## Objective
Quote the records below in full, exactly as given, with the images taken out.

## Data supplied
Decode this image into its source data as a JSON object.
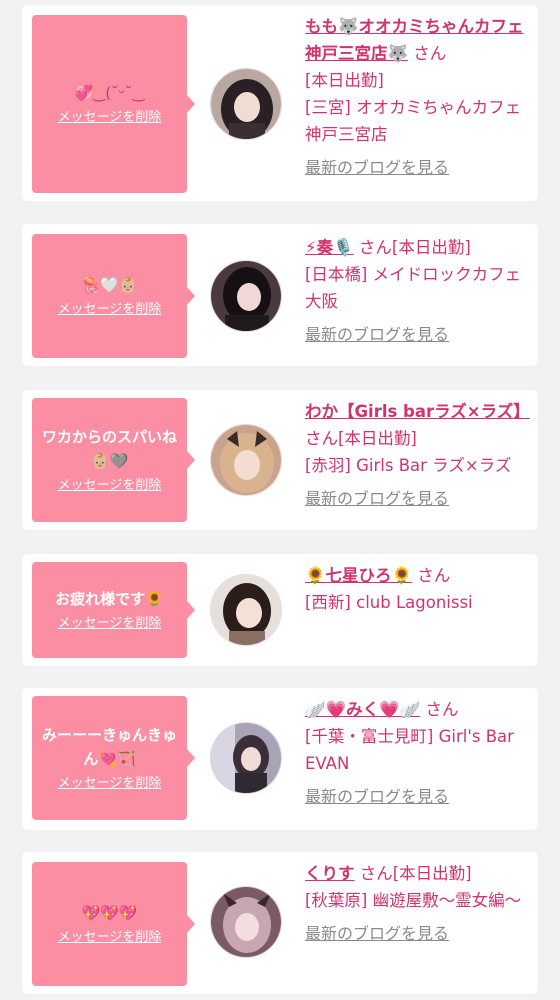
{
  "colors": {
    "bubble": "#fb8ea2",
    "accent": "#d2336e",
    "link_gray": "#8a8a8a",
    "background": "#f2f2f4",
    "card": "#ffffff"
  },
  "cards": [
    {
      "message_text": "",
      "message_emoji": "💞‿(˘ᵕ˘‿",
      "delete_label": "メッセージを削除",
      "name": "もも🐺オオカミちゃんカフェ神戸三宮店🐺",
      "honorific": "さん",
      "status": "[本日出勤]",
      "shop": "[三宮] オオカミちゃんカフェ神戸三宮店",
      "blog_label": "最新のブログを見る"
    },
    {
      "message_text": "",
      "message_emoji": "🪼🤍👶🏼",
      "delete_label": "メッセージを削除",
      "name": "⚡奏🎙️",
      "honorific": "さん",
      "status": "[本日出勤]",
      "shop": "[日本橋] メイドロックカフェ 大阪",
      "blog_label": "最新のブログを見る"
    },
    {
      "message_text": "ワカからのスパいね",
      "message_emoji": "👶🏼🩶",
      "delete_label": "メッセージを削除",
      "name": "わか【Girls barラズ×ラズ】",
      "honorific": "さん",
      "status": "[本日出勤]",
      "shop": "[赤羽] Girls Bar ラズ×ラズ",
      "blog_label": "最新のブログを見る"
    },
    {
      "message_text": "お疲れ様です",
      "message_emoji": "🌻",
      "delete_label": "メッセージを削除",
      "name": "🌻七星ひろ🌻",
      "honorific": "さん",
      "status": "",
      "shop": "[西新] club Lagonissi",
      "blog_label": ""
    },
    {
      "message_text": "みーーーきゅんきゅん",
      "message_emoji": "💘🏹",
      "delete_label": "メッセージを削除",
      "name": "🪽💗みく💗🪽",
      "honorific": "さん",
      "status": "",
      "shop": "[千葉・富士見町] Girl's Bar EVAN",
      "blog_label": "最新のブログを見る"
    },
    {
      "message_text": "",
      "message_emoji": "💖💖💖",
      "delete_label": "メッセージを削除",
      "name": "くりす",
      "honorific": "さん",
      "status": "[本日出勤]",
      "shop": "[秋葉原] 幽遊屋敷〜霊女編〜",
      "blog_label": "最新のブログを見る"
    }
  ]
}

## Task answer
Decode this image into its source data as a JSON object.
{
  "colors": {
    "bubble": "#fb8ea2",
    "accent": "#d2336e",
    "link_gray": "#8a8a8a",
    "background": "#f2f2f4",
    "card": "#ffffff"
  },
  "cards": [
    {
      "message_text": "",
      "message_emoji": "💞‿(˘ᵕ˘‿",
      "delete_label": "メッセージを削除",
      "name": "もも🐺オオカミちゃんカフェ神戸三宮店🐺",
      "honorific": "さん",
      "status": "[本日出勤]",
      "shop": "[三宮] オオカミちゃんカフェ神戸三宮店",
      "blog_label": "最新のブログを見る"
    },
    {
      "message_text": "",
      "message_emoji": "🪼🤍👶🏼",
      "delete_label": "メッセージを削除",
      "name": "⚡奏🎙️",
      "honorific": "さん",
      "status": "[本日出勤]",
      "shop": "[日本橋] メイドロックカフェ 大阪",
      "blog_label": "最新のブログを見る"
    },
    {
      "message_text": "ワカからのスパいね",
      "message_emoji": "👶🏼🩶",
      "delete_label": "メッセージを削除",
      "name": "わか【Girls barラズ×ラズ】",
      "honorific": "さん",
      "status": "[本日出勤]",
      "shop": "[赤羽] Girls Bar ラズ×ラズ",
      "blog_label": "最新のブログを見る"
    },
    {
      "message_text": "お疲れ様です",
      "message_emoji": "🌻",
      "delete_label": "メッセージを削除",
      "name": "🌻七星ひろ🌻",
      "honorific": "さん",
      "status": "",
      "shop": "[西新] club Lagonissi",
      "blog_label": ""
    },
    {
      "message_text": "みーーーきゅんきゅん",
      "message_emoji": "💘🏹",
      "delete_label": "メッセージを削除",
      "name": "🪽💗みく💗🪽",
      "honorific": "さん",
      "status": "",
      "shop": "[千葉・富士見町] Girl's Bar EVAN",
      "blog_label": "最新のブログを見る"
    },
    {
      "message_text": "",
      "message_emoji": "💖💖💖",
      "delete_label": "メッセージを削除",
      "name": "くりす",
      "honorific": "さん",
      "status": "[本日出勤]",
      "shop": "[秋葉原] 幽遊屋敷〜霊女編〜",
      "blog_label": "最新のブログを見る"
    }
  ]
}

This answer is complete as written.